STATED EXERCISE:
Copy each line below that contains "legend".

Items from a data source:

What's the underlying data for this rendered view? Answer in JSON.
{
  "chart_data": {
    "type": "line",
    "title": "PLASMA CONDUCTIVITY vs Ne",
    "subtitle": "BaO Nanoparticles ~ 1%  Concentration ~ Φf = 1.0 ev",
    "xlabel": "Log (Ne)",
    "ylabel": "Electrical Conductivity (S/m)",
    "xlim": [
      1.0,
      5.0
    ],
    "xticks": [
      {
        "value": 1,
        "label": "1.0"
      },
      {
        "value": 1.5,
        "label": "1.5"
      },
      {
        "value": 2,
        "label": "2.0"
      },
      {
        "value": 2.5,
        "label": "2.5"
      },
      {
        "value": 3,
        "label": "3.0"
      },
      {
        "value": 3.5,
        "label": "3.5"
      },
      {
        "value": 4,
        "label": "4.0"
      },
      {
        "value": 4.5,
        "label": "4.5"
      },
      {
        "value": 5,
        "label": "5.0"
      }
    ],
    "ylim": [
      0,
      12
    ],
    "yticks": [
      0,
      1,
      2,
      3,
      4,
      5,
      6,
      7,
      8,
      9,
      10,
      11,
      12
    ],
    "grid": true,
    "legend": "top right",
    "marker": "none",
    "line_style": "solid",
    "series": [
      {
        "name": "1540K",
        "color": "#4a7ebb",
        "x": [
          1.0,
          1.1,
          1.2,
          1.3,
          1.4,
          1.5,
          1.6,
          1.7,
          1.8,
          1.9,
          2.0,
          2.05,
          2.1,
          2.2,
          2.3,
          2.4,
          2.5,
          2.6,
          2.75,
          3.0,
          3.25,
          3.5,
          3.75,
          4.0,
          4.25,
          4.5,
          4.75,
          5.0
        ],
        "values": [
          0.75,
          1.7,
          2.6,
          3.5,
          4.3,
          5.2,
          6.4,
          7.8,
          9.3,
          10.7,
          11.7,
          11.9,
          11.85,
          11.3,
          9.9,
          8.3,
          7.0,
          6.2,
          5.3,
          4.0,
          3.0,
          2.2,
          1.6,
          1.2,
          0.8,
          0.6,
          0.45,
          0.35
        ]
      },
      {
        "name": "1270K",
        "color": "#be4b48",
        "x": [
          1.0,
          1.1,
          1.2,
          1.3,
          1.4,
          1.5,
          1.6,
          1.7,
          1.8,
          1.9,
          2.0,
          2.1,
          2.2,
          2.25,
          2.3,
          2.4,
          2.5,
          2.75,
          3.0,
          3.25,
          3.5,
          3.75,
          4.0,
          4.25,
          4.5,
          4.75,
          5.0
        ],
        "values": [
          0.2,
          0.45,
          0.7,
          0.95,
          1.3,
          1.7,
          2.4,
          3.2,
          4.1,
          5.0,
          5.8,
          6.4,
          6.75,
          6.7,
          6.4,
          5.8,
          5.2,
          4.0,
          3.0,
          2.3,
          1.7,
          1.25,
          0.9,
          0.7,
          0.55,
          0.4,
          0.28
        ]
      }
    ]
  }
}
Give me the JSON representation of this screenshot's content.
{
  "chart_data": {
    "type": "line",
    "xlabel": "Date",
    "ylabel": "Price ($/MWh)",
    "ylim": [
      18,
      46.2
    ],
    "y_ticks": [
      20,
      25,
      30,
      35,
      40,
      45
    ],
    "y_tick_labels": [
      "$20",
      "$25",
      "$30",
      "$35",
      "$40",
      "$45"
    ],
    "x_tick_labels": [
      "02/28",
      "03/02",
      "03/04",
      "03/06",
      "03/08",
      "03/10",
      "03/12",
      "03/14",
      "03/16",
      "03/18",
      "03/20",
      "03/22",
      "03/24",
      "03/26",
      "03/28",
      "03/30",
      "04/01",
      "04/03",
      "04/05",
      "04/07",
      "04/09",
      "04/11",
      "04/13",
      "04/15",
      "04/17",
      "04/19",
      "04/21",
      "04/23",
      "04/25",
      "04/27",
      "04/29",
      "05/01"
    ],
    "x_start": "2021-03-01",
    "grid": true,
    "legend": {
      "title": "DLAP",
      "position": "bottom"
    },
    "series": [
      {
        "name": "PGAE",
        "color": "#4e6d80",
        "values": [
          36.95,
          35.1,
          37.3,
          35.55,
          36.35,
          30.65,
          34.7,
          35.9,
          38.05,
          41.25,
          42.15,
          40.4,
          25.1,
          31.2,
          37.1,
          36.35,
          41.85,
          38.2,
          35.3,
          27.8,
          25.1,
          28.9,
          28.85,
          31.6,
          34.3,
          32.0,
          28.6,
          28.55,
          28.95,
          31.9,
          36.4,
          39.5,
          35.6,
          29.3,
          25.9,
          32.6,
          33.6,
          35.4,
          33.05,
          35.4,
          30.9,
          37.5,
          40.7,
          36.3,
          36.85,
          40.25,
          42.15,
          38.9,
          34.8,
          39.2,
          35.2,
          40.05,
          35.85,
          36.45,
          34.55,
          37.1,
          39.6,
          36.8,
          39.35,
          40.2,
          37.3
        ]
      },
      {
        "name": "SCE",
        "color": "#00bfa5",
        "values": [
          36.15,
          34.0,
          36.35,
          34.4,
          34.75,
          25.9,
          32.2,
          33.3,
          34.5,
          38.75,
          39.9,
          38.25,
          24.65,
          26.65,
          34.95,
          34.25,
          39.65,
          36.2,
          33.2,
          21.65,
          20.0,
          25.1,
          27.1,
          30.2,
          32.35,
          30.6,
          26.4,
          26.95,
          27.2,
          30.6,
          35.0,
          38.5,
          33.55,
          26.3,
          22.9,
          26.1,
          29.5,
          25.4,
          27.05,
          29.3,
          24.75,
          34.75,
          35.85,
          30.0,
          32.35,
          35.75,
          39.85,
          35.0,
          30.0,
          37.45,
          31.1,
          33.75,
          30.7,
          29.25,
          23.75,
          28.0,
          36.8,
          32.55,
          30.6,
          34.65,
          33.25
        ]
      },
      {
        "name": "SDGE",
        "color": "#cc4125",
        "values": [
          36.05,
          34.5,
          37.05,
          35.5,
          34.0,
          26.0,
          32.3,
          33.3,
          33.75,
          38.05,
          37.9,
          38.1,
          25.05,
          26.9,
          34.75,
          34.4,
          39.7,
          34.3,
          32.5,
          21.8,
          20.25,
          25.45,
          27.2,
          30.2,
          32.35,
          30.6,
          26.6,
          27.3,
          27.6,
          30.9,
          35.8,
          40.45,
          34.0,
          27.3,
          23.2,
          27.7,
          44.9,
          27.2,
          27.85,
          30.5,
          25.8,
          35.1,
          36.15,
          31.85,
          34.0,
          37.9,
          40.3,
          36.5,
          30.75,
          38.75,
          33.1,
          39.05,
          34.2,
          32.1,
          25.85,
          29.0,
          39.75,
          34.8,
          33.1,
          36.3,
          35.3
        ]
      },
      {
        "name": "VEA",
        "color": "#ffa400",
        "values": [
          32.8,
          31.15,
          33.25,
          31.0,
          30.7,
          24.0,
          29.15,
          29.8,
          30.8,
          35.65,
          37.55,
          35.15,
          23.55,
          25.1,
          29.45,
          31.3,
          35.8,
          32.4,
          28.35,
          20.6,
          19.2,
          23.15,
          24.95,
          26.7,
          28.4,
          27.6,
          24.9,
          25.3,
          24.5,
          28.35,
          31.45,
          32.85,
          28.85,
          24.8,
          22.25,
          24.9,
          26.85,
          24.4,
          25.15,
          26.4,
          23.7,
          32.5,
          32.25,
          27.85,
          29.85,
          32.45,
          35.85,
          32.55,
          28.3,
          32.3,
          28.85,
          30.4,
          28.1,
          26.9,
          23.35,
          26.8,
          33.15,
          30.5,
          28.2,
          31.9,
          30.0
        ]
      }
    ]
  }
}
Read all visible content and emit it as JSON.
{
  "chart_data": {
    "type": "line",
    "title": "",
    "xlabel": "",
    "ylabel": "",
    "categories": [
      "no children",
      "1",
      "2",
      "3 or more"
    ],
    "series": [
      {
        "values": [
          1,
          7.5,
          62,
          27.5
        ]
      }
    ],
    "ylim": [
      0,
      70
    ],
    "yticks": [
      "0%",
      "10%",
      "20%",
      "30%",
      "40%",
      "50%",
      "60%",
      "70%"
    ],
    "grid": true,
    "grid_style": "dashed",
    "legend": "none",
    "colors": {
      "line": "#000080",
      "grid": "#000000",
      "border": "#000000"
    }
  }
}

ANSWER TO THE PROBLEM:
    "legend": "top right",
    "legend": {
    "legend": "none",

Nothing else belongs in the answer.